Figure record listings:
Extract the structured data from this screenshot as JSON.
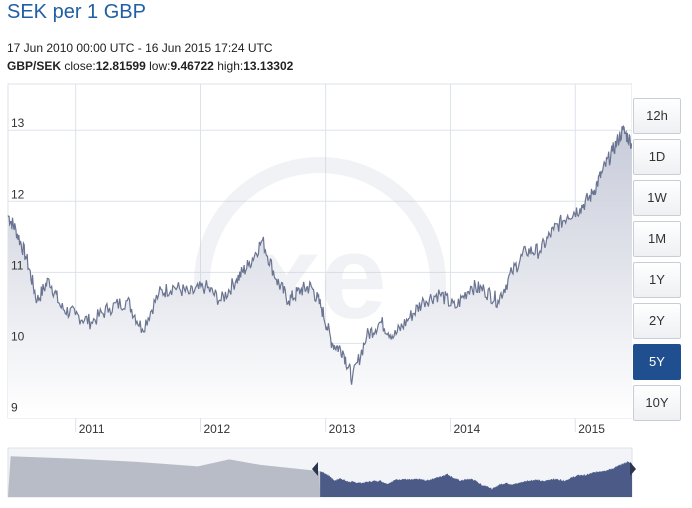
{
  "header": {
    "title": "SEK per 1 GBP",
    "range_text": "17 Jun 2010 00:00 UTC - 16 Jun 2015 17:24 UTC",
    "pair": "GBP/SEK",
    "close_label": "close:",
    "close_value": "12.81599",
    "low_label": "low:",
    "low_value": "9.46722",
    "high_label": "high:",
    "high_value": "13.13302"
  },
  "range_buttons": [
    {
      "label": "12h",
      "active": false
    },
    {
      "label": "1D",
      "active": false
    },
    {
      "label": "1W",
      "active": false
    },
    {
      "label": "1M",
      "active": false
    },
    {
      "label": "1Y",
      "active": false
    },
    {
      "label": "2Y",
      "active": false
    },
    {
      "label": "5Y",
      "active": true
    },
    {
      "label": "10Y",
      "active": false
    }
  ],
  "colors": {
    "line": "#6b7591",
    "area_top": "#c7cbd9",
    "area_bottom": "#ffffff",
    "accent": "#1f4f8f",
    "title": "#1f5fa6",
    "navigator_selected": "#4b5a86",
    "navigator_unselected": "#b8bcc6"
  },
  "chart_data": {
    "type": "area",
    "title": "SEK per 1 GBP",
    "xlabel": "",
    "ylabel": "",
    "x_range": [
      "2010-06-17",
      "2015-06-16"
    ],
    "ylim": [
      8.95,
      13.65
    ],
    "y_ticks": [
      9,
      10,
      11,
      12,
      13
    ],
    "x_ticks": [
      "2011",
      "2012",
      "2013",
      "2014",
      "2015"
    ],
    "grid": true,
    "series": [
      {
        "name": "GBP/SEK",
        "x": [
          "2010-06-17",
          "2010-07-10",
          "2010-08-10",
          "2010-09-10",
          "2010-10-15",
          "2010-11-20",
          "2010-12-31",
          "2011-02-15",
          "2011-04-10",
          "2011-06-01",
          "2011-07-15",
          "2011-09-01",
          "2011-10-15",
          "2011-12-01",
          "2012-01-15",
          "2012-03-01",
          "2012-04-15",
          "2012-05-20",
          "2012-06-30",
          "2012-08-10",
          "2012-09-15",
          "2012-10-20",
          "2012-11-20",
          "2012-12-20",
          "2013-01-20",
          "2013-02-20",
          "2013-03-20",
          "2013-05-01",
          "2013-06-10",
          "2013-07-20",
          "2013-09-01",
          "2013-10-15",
          "2013-12-01",
          "2014-01-15",
          "2014-03-01",
          "2014-04-10",
          "2014-05-20",
          "2014-06-30",
          "2014-08-10",
          "2014-09-20",
          "2014-10-30",
          "2014-12-10",
          "2015-01-15",
          "2015-02-20",
          "2015-03-20",
          "2015-04-20",
          "2015-05-20",
          "2015-06-16"
        ],
        "values": [
          11.8,
          11.6,
          11.2,
          10.6,
          10.9,
          10.5,
          10.4,
          10.3,
          10.5,
          10.6,
          10.2,
          10.7,
          10.8,
          10.7,
          10.8,
          10.6,
          10.9,
          11.1,
          11.45,
          10.9,
          10.6,
          10.75,
          10.8,
          10.5,
          10.0,
          9.9,
          9.5,
          10.1,
          10.3,
          10.1,
          10.35,
          10.6,
          10.7,
          10.5,
          10.8,
          10.75,
          10.6,
          11.0,
          11.3,
          11.3,
          11.6,
          11.8,
          11.9,
          12.1,
          12.4,
          12.7,
          13.0,
          12.82
        ]
      }
    ],
    "annotations": [
      "xe"
    ]
  }
}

*Short exercise*.
Repeat the material above verbatim. Leave the pictures behind.

*Answer to this task*.
Extract the structured data from this screenshot as JSON.
{
  "header": {
    "title": "SEK per 1 GBP",
    "range_text": "17 Jun 2010 00:00 UTC - 16 Jun 2015 17:24 UTC",
    "pair": "GBP/SEK",
    "close_label": "close:",
    "close_value": "12.81599",
    "low_label": "low:",
    "low_value": "9.46722",
    "high_label": "high:",
    "high_value": "13.13302"
  },
  "range_buttons": [
    {
      "label": "12h",
      "active": false
    },
    {
      "label": "1D",
      "active": false
    },
    {
      "label": "1W",
      "active": false
    },
    {
      "label": "1M",
      "active": false
    },
    {
      "label": "1Y",
      "active": false
    },
    {
      "label": "2Y",
      "active": false
    },
    {
      "label": "5Y",
      "active": true
    },
    {
      "label": "10Y",
      "active": false
    }
  ],
  "colors": {
    "line": "#6b7591",
    "area_top": "#c7cbd9",
    "area_bottom": "#ffffff",
    "accent": "#1f4f8f",
    "title": "#1f5fa6",
    "navigator_selected": "#4b5a86",
    "navigator_unselected": "#b8bcc6"
  },
  "chart_data": {
    "type": "area",
    "title": "SEK per 1 GBP",
    "xlabel": "",
    "ylabel": "",
    "x_range": [
      "2010-06-17",
      "2015-06-16"
    ],
    "ylim": [
      8.95,
      13.65
    ],
    "y_ticks": [
      9,
      10,
      11,
      12,
      13
    ],
    "x_ticks": [
      "2011",
      "2012",
      "2013",
      "2014",
      "2015"
    ],
    "grid": true,
    "series": [
      {
        "name": "GBP/SEK",
        "x": [
          "2010-06-17",
          "2010-07-10",
          "2010-08-10",
          "2010-09-10",
          "2010-10-15",
          "2010-11-20",
          "2010-12-31",
          "2011-02-15",
          "2011-04-10",
          "2011-06-01",
          "2011-07-15",
          "2011-09-01",
          "2011-10-15",
          "2011-12-01",
          "2012-01-15",
          "2012-03-01",
          "2012-04-15",
          "2012-05-20",
          "2012-06-30",
          "2012-08-10",
          "2012-09-15",
          "2012-10-20",
          "2012-11-20",
          "2012-12-20",
          "2013-01-20",
          "2013-02-20",
          "2013-03-20",
          "2013-05-01",
          "2013-06-10",
          "2013-07-20",
          "2013-09-01",
          "2013-10-15",
          "2013-12-01",
          "2014-01-15",
          "2014-03-01",
          "2014-04-10",
          "2014-05-20",
          "2014-06-30",
          "2014-08-10",
          "2014-09-20",
          "2014-10-30",
          "2014-12-10",
          "2015-01-15",
          "2015-02-20",
          "2015-03-20",
          "2015-04-20",
          "2015-05-20",
          "2015-06-16"
        ],
        "values": [
          11.8,
          11.6,
          11.2,
          10.6,
          10.9,
          10.5,
          10.4,
          10.3,
          10.5,
          10.6,
          10.2,
          10.7,
          10.8,
          10.7,
          10.8,
          10.6,
          10.9,
          11.1,
          11.45,
          10.9,
          10.6,
          10.75,
          10.8,
          10.5,
          10.0,
          9.9,
          9.5,
          10.1,
          10.3,
          10.1,
          10.35,
          10.6,
          10.7,
          10.5,
          10.8,
          10.75,
          10.6,
          11.0,
          11.3,
          11.3,
          11.6,
          11.8,
          11.9,
          12.1,
          12.4,
          12.7,
          13.0,
          12.82
        ]
      }
    ],
    "annotations": [
      "xe"
    ]
  }
}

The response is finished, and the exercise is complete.